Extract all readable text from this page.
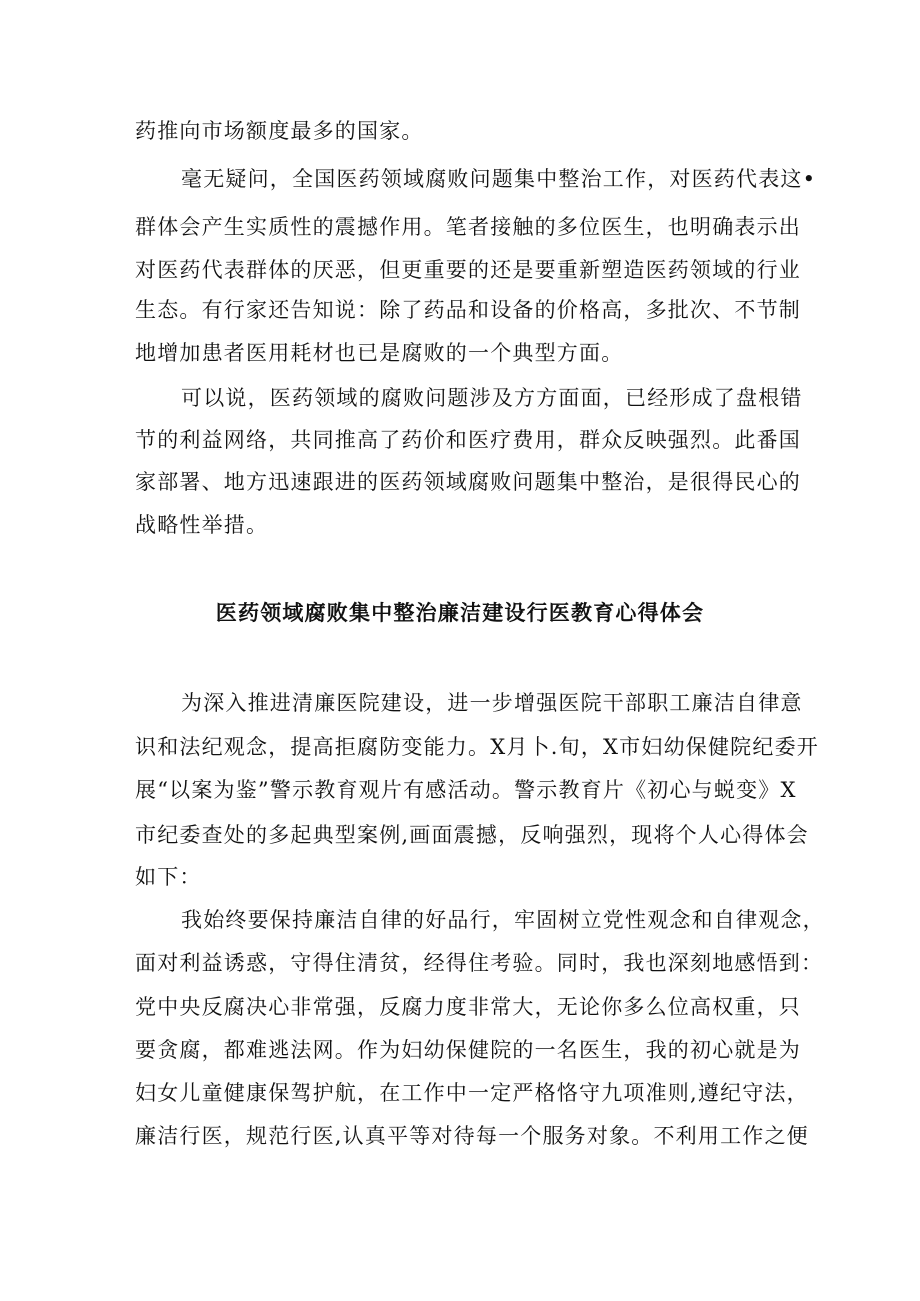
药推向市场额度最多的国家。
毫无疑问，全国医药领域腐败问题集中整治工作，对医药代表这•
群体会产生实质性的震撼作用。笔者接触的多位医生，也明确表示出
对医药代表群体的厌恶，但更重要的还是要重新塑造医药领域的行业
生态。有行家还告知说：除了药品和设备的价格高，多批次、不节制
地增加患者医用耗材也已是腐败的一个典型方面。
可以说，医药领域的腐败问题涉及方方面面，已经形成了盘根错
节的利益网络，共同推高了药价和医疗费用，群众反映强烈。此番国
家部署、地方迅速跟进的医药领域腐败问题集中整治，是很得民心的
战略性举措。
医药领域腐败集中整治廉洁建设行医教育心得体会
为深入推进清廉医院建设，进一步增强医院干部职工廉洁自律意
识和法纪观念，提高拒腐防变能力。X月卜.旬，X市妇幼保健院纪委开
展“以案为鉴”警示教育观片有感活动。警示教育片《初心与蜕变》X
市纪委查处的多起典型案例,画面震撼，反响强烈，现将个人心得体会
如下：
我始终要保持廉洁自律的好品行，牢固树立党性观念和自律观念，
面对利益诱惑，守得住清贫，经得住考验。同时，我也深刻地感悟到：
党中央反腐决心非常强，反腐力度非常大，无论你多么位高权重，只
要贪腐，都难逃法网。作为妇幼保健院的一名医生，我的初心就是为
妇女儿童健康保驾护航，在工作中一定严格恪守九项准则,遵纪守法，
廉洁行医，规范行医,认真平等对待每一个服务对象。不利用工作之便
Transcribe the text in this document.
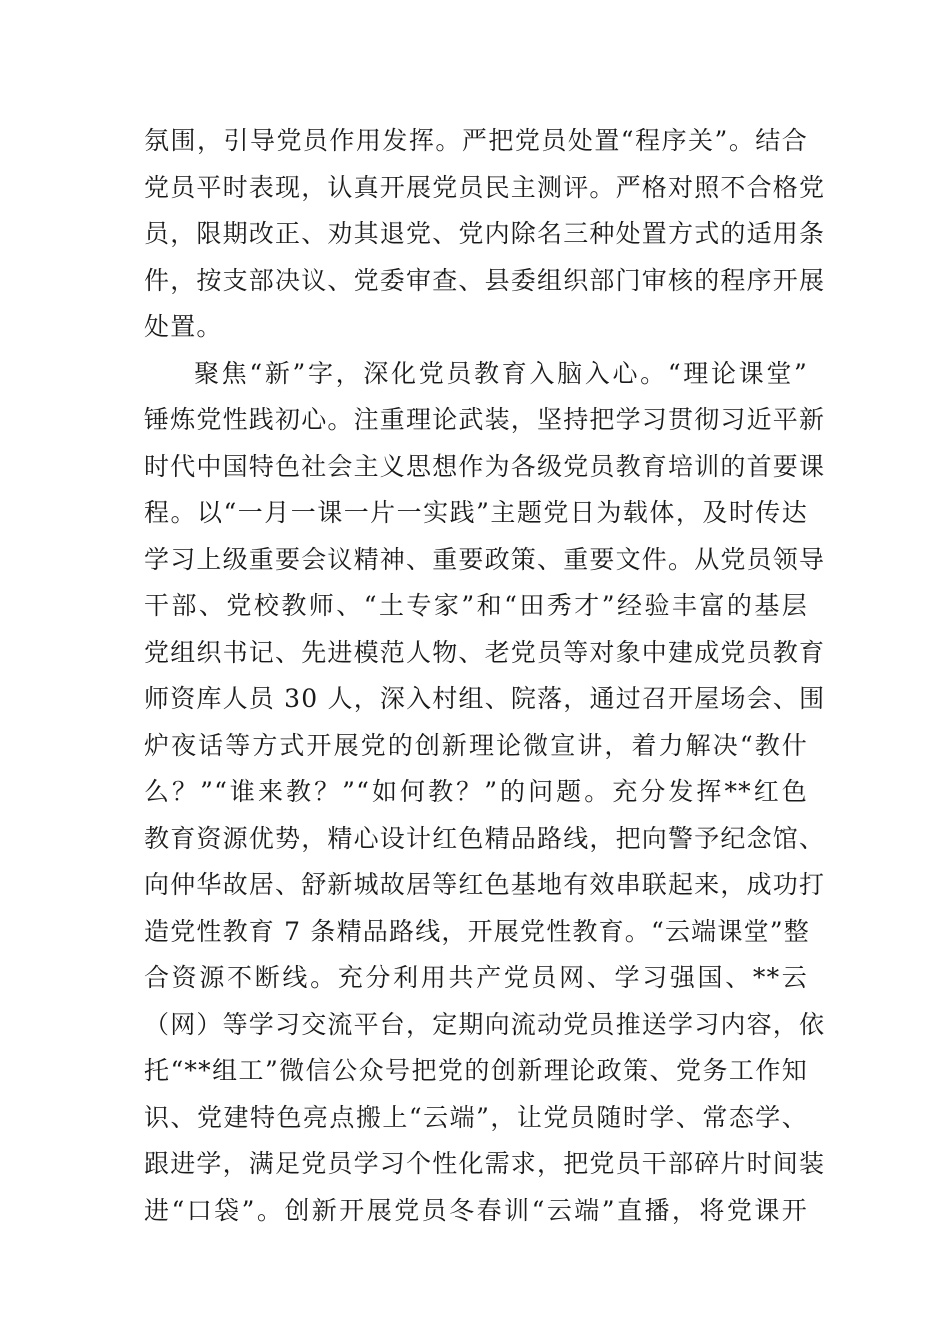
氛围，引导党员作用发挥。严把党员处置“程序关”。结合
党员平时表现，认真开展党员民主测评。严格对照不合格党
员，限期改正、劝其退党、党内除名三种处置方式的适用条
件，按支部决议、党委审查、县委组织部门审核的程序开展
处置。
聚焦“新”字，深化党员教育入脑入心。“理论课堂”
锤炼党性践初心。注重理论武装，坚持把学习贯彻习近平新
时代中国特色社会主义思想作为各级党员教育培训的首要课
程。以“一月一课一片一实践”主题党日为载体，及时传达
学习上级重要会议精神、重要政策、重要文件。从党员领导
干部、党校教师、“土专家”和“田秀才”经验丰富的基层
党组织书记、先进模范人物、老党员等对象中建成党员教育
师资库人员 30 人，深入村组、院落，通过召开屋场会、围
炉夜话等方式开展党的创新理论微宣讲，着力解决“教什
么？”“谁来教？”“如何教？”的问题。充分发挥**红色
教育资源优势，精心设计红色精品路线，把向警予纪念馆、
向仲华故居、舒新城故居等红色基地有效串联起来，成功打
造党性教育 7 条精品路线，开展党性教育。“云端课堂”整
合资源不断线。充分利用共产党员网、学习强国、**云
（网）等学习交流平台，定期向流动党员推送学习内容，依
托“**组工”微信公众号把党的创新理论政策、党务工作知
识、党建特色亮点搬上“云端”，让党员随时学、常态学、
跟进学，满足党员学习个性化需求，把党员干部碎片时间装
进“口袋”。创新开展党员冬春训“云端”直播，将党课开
::::
The request - Answer with one number: how many lines of the entries above include the word "this".

The reply - 2